Record excerpts:
start

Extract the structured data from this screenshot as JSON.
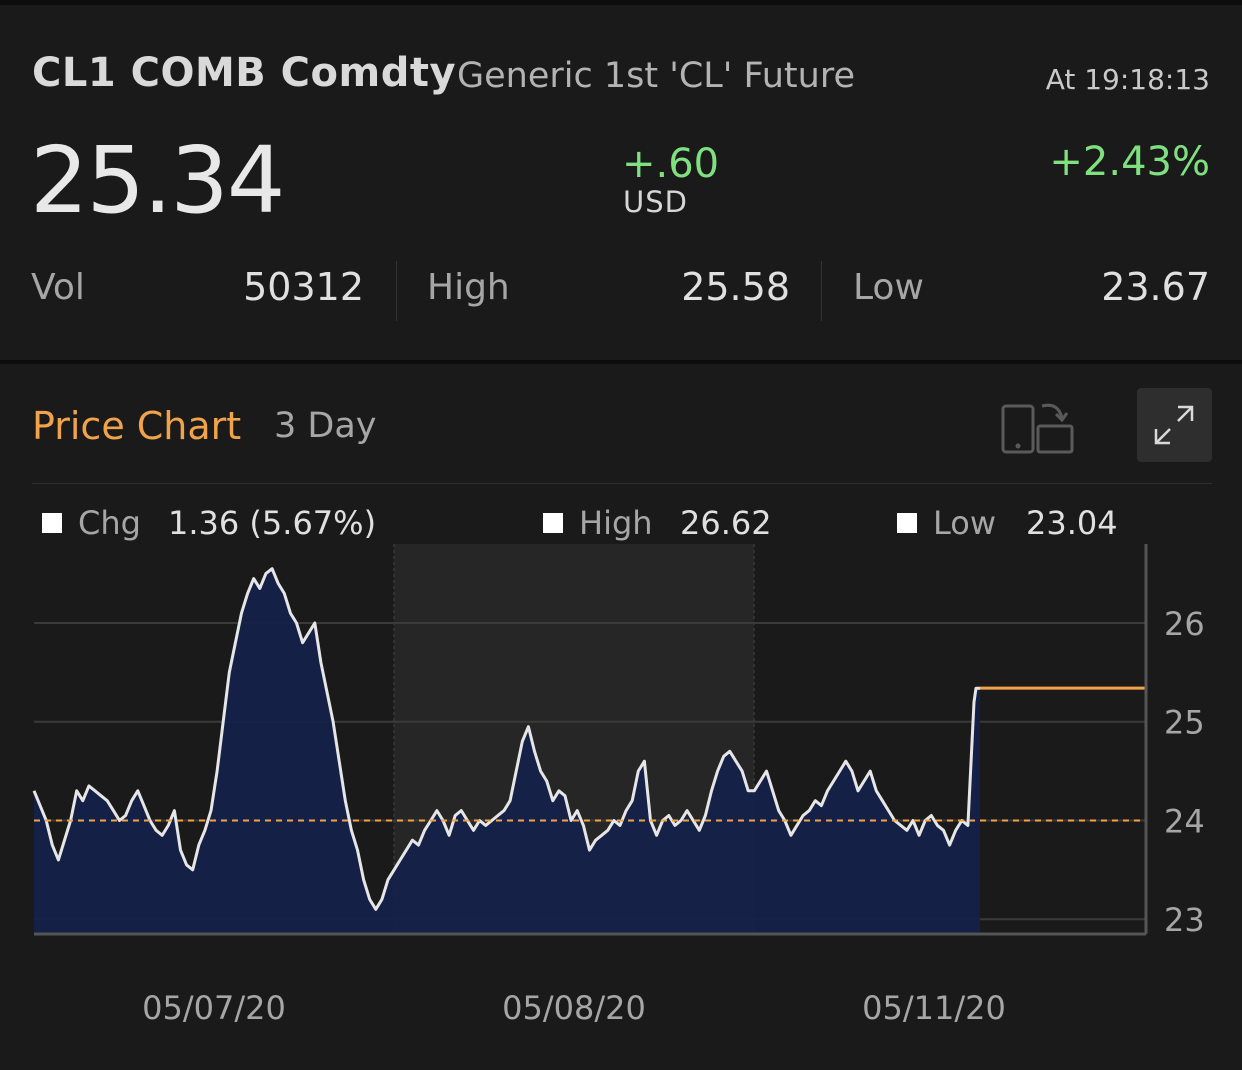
{
  "quote": {
    "ticker": "CL1 COMB Comdty",
    "description": "Generic 1st 'CL' Future",
    "time": "At 19:18:13",
    "price": "25.34",
    "change": "+.60",
    "currency": "USD",
    "change_pct": "+2.43%",
    "vol_label": "Vol",
    "vol": "50312",
    "high_label": "High",
    "high": "25.58",
    "low_label": "Low",
    "low": "23.67"
  },
  "price_chart": {
    "title": "Price Chart",
    "range": "3 Day",
    "legend": {
      "chg_label": "Chg",
      "chg_value": "1.36 (5.67%)",
      "high_label": "High",
      "high_value": "26.62",
      "low_label": "Low",
      "low_value": "23.04"
    }
  },
  "colors": {
    "up": "#7fe07f",
    "accent": "#f0a34a",
    "area": "#13214a",
    "line": "#e6e6e6"
  },
  "icons": [
    "rotate-screen-icon",
    "expand-icon"
  ],
  "chart_data": {
    "type": "area",
    "x_labels": [
      "05/07/20",
      "05/08/20",
      "05/11/20"
    ],
    "y_ticks": [
      23,
      24,
      25,
      26
    ],
    "ylim": [
      22.85,
      26.8
    ],
    "reference_line": 24.0,
    "last_price": 25.34,
    "series": [
      {
        "values": [
          24.3,
          24.15,
          24.0,
          23.75,
          23.6,
          23.8,
          24.0,
          24.3,
          24.2,
          24.35,
          24.3,
          24.25,
          24.2,
          24.1,
          24.0,
          24.05,
          24.2,
          24.3,
          24.15,
          24.0,
          23.9,
          23.85,
          23.95,
          24.1,
          23.7,
          23.55,
          23.5,
          23.75,
          23.9,
          24.1,
          24.5,
          25.0,
          25.5,
          25.8,
          26.1,
          26.3,
          26.45,
          26.35,
          26.5,
          26.55,
          26.4,
          26.3,
          26.1,
          26.0,
          25.8,
          25.9,
          26.0,
          25.6,
          25.3,
          25.0,
          24.6,
          24.2,
          23.9,
          23.7,
          23.4,
          23.2,
          23.1,
          23.2,
          23.4,
          23.5,
          23.6,
          23.7,
          23.8,
          23.75,
          23.9,
          24.0,
          24.1,
          24.0,
          23.85,
          24.05,
          24.1,
          24.0,
          23.9,
          24.0,
          23.95,
          24.0,
          24.05,
          24.1,
          24.2,
          24.5,
          24.8,
          24.95,
          24.7,
          24.5,
          24.4,
          24.2,
          24.3,
          24.25,
          24.0,
          24.1,
          23.95,
          23.7,
          23.8,
          23.85,
          23.9,
          24.0,
          23.95,
          24.1,
          24.2,
          24.5,
          24.6,
          24.0,
          23.85,
          24.0,
          24.05,
          23.95,
          24.0,
          24.1,
          24.0,
          23.9,
          24.05,
          24.3,
          24.5,
          24.65,
          24.7,
          24.6,
          24.5,
          24.3,
          24.3,
          24.4,
          24.5,
          24.3,
          24.1,
          24.0,
          23.85,
          23.95,
          24.05,
          24.1,
          24.2,
          24.15,
          24.3,
          24.4,
          24.5,
          24.6,
          24.5,
          24.3,
          24.4,
          24.5,
          24.3,
          24.2,
          24.1,
          24.0,
          23.95,
          23.9,
          24.0,
          23.85,
          24.0,
          24.05,
          23.95,
          23.9,
          23.75,
          23.9,
          24.0,
          23.95,
          25.2,
          25.34,
          25.34,
          25.34
        ]
      }
    ]
  }
}
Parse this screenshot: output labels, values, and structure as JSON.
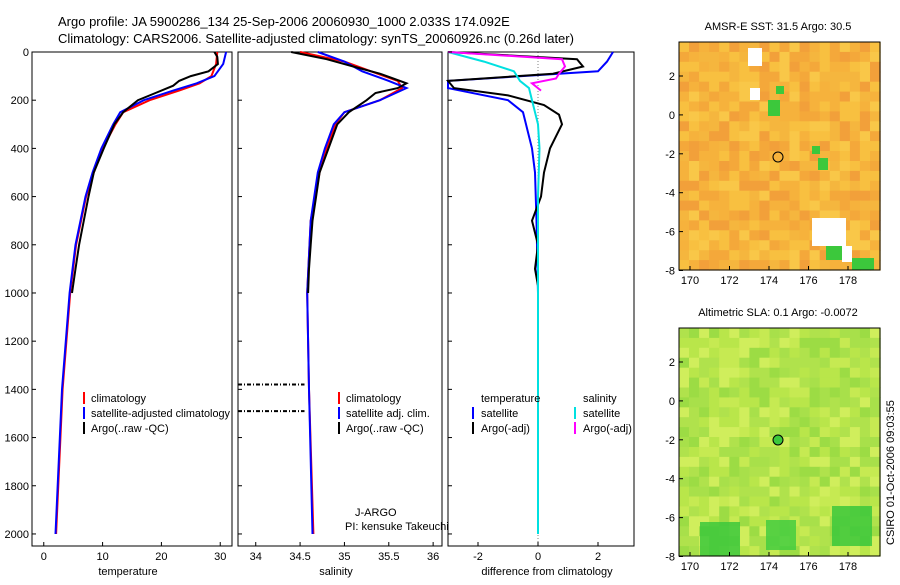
{
  "header": {
    "line1": "Argo profile: JA 5900286_134 25-Sep-2006 20060930_1000 2.033S 174.092E",
    "line2": "Climatology: CARS2006. Satellite-adjusted climatology: synTS_20060926.nc (0.26d later)"
  },
  "colors": {
    "climatology": "#ff0000",
    "satellite": "#0000ff",
    "argo": "#000000",
    "sal_satellite": "#00e0e0",
    "sal_argo": "#ff00ff",
    "sst_base": "#f6b23c",
    "sla_base": "#b9e64a",
    "green": "#3cc83c"
  },
  "chart_data": [
    {
      "type": "line",
      "id": "temperature",
      "xlabel": "temperature",
      "ylabel": "",
      "xlim": [
        -2,
        32
      ],
      "ylim": [
        2050,
        0
      ],
      "xticks": [
        0,
        10,
        20,
        30
      ],
      "yticks": [
        0,
        200,
        400,
        600,
        800,
        1000,
        1200,
        1400,
        1600,
        1800,
        2000
      ],
      "legend": [
        "climatology",
        "satellite-adjusted climatology",
        "Argo(..raw -QC)"
      ],
      "series": [
        {
          "name": "climatology",
          "color": "#ff0000",
          "depth": [
            0,
            50,
            100,
            130,
            160,
            200,
            250,
            300,
            400,
            500,
            600,
            800,
            1000,
            1400,
            2000
          ],
          "values": [
            29.5,
            29.3,
            28.5,
            26.5,
            23.0,
            18.0,
            13.5,
            12.2,
            10.0,
            8.5,
            7.2,
            5.5,
            4.5,
            3.2,
            2.1
          ]
        },
        {
          "name": "satellite-adjusted climatology",
          "color": "#0000ff",
          "depth": [
            0,
            50,
            100,
            130,
            160,
            200,
            250,
            300,
            400,
            500,
            600,
            800,
            1000,
            1400,
            2000
          ],
          "values": [
            31.0,
            30.5,
            29.0,
            26.0,
            22.0,
            17.0,
            13.0,
            11.8,
            9.8,
            8.3,
            7.1,
            5.4,
            4.4,
            3.1,
            2.0
          ]
        },
        {
          "name": "Argo(..raw -QC)",
          "color": "#000000",
          "depth": [
            0,
            20,
            50,
            80,
            100,
            120,
            140,
            170,
            200,
            250,
            300,
            400,
            500,
            600,
            700,
            800,
            900,
            1000
          ],
          "values": [
            29.0,
            29.5,
            29.6,
            28.0,
            25.0,
            23.0,
            22.0,
            19.0,
            16.0,
            13.5,
            12.0,
            10.2,
            8.5,
            7.6,
            6.8,
            6.0,
            5.4,
            4.8
          ]
        }
      ]
    },
    {
      "type": "line",
      "id": "salinity",
      "xlabel": "salinity",
      "xlim": [
        33.8,
        36.1
      ],
      "ylim": [
        2050,
        0
      ],
      "xticks": [
        34,
        34.5,
        35,
        35.5,
        36
      ],
      "legend": [
        "climatology",
        "satellite adj. clim.",
        "Argo(..raw -QC)"
      ],
      "annotations": [
        "J-ARGO",
        "PI: kensuke Takeuchi"
      ],
      "series": [
        {
          "name": "climatology",
          "color": "#ff0000",
          "depth": [
            0,
            40,
            80,
            120,
            150,
            200,
            250,
            300,
            400,
            500,
            700,
            1000,
            1400,
            2000
          ],
          "values": [
            34.5,
            35.0,
            35.3,
            35.6,
            35.65,
            35.4,
            35.0,
            34.9,
            34.8,
            34.72,
            34.62,
            34.58,
            34.6,
            34.65
          ]
        },
        {
          "name": "satellite adj. clim.",
          "color": "#0000ff",
          "depth": [
            0,
            40,
            80,
            120,
            150,
            200,
            250,
            300,
            400,
            500,
            700,
            1000,
            1400,
            2000
          ],
          "values": [
            34.7,
            35.0,
            35.2,
            35.5,
            35.7,
            35.4,
            35.0,
            34.88,
            34.78,
            34.7,
            34.62,
            34.58,
            34.6,
            34.64
          ]
        },
        {
          "name": "Argo(..raw -QC)",
          "color": "#000000",
          "depth": [
            0,
            30,
            60,
            90,
            110,
            130,
            150,
            170,
            200,
            250,
            300,
            400,
            500,
            600,
            700,
            800,
            900,
            1000
          ],
          "values": [
            34.4,
            34.8,
            35.1,
            35.4,
            35.55,
            35.7,
            35.6,
            35.35,
            35.25,
            35.05,
            34.92,
            34.82,
            34.72,
            34.68,
            34.64,
            34.62,
            34.6,
            34.59
          ]
        },
        {
          "name": "Argo flagged",
          "color": "#000000",
          "depth": [
            1380,
            1380,
            1490,
            1490
          ],
          "values": [
            33.8,
            34.55,
            33.8,
            34.55
          ]
        }
      ]
    },
    {
      "type": "line",
      "id": "difference",
      "xlabel": "difference from climatology",
      "xlim": [
        -3.0,
        3.2
      ],
      "ylim": [
        2050,
        0
      ],
      "xticks": [
        -2,
        0,
        2
      ],
      "legend_left_title": "temperature",
      "legend_right_title": "salinity",
      "legend": [
        "satellite",
        "Argo(-adj)",
        "satellite",
        "Argo(-adj)"
      ],
      "series": [
        {
          "name": "temperature satellite",
          "color": "#0000ff",
          "depth": [
            0,
            40,
            80,
            120,
            150,
            200,
            250,
            300,
            400,
            500,
            700,
            1000,
            2000
          ],
          "values": [
            2.5,
            2.3,
            2.0,
            -3.0,
            -3.0,
            -1.0,
            -0.5,
            -0.4,
            -0.2,
            -0.1,
            -0.05,
            0,
            0
          ]
        },
        {
          "name": "temperature Argo(-adj)",
          "color": "#000000",
          "depth": [
            0,
            30,
            60,
            90,
            120,
            150,
            180,
            220,
            260,
            300,
            350,
            400,
            500,
            600,
            700,
            800,
            900,
            970
          ],
          "values": [
            -3.0,
            1.3,
            1.5,
            0.5,
            -3.0,
            -2.8,
            -1.0,
            0.2,
            0.7,
            0.8,
            0.6,
            0.4,
            0.2,
            0.1,
            -0.2,
            0,
            -0.1,
            0
          ]
        },
        {
          "name": "salinity satellite",
          "color": "#00e0e0",
          "depth": [
            0,
            40,
            80,
            120,
            150,
            200,
            300,
            400,
            600,
            800,
            1000,
            2000
          ],
          "values": [
            -3.0,
            -1.8,
            -0.8,
            -0.6,
            -0.3,
            -0.2,
            0,
            0.05,
            0,
            0,
            0,
            0
          ]
        },
        {
          "name": "salinity Argo(-adj)",
          "color": "#ff00ff",
          "depth": [
            0,
            30,
            60,
            90,
            110,
            130,
            160
          ],
          "values": [
            -3.0,
            0.8,
            0.9,
            0.7,
            0.6,
            -0.2,
            0.1
          ]
        }
      ]
    }
  ],
  "maps": {
    "sst": {
      "title": "AMSR-E SST: 31.5 Argo: 30.5",
      "xticks": [
        "170",
        "172",
        "174",
        "176",
        "178"
      ],
      "yticks": [
        "2",
        "0",
        "-2",
        "-4",
        "-6",
        "-8"
      ]
    },
    "sla": {
      "title": "Altimetric SLA: 0.1 Argo: -0.0072",
      "xticks": [
        "170",
        "172",
        "174",
        "176",
        "178"
      ],
      "yticks": [
        "2",
        "0",
        "-2",
        "-4",
        "-6",
        "-8"
      ]
    }
  },
  "footer": {
    "credit": "CSIRO 01-Oct-2006 09:03:55"
  }
}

end

Written problem:
Where a line in the material contains "salinity", copy that line.

Result of this task:
      "id": "salinity",
      "xlabel": "salinity",
      "legend_right_title": "salinity",
          "name": "salinity satellite",
          "name": "salinity Argo(-adj)",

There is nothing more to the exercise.